-------- Input

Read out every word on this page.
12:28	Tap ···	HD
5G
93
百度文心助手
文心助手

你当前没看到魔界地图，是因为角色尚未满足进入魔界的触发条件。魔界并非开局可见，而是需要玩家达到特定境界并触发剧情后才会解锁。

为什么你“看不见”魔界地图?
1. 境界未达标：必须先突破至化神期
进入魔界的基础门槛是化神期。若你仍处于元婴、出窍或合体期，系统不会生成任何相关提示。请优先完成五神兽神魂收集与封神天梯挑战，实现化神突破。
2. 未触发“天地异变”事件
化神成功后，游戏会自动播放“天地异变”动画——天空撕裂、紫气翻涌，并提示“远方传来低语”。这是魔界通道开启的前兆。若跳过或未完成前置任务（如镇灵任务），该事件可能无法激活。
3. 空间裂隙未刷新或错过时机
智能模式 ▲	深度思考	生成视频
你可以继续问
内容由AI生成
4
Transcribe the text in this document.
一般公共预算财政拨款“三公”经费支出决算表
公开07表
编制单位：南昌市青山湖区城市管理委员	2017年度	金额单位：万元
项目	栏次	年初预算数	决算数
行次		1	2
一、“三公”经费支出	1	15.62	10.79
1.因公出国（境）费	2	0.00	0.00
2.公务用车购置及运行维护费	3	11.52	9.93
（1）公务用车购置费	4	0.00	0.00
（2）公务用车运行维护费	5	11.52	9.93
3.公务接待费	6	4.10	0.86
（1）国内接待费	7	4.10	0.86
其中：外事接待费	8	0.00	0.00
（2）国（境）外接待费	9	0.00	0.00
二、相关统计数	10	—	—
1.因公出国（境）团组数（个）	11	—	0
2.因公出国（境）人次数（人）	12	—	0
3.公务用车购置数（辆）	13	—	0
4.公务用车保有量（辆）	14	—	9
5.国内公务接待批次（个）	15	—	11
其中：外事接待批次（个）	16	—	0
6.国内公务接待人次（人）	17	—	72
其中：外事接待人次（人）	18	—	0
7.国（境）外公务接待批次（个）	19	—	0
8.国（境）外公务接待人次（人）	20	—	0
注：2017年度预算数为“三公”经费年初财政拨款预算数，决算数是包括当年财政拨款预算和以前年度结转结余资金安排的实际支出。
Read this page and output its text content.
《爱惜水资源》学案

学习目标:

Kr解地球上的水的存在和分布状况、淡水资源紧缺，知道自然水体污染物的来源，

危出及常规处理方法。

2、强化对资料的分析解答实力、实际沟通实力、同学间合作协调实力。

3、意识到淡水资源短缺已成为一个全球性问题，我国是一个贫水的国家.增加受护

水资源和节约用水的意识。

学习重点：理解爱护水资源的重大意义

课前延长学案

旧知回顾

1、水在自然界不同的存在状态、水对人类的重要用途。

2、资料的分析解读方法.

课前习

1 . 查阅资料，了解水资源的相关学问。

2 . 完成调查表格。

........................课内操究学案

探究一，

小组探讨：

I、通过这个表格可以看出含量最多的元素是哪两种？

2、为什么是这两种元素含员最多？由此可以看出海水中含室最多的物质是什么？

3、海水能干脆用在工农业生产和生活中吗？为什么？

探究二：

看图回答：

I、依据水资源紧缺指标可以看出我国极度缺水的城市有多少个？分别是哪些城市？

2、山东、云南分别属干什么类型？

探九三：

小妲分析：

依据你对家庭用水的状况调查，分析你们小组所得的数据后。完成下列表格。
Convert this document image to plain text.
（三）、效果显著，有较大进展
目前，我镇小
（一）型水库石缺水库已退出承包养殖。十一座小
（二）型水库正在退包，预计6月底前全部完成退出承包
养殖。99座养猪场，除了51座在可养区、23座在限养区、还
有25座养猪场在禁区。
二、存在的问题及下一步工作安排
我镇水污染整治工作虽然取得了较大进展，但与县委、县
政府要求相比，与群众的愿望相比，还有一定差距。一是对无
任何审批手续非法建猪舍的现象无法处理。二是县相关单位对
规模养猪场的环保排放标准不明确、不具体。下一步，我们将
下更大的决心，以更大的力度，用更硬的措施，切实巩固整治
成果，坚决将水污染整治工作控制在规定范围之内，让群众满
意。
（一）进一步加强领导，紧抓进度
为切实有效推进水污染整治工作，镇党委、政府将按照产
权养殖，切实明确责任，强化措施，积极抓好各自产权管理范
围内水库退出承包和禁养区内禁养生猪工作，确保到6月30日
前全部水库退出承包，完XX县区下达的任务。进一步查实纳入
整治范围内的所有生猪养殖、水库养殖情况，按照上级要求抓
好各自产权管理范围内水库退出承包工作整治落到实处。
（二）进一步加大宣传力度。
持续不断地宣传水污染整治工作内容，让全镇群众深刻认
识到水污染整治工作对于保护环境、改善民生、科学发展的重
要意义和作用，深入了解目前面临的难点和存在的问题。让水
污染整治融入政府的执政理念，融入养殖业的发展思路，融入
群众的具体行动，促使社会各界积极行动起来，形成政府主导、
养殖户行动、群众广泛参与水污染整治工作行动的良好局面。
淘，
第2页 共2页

----------------

* [Work instructions]: Scan the data for the word "text" and copy every line where it shows up.

* [Result of the task]:
Transcribe the text in this document.
Read this page and output its text content.
Convert this document image to plain text.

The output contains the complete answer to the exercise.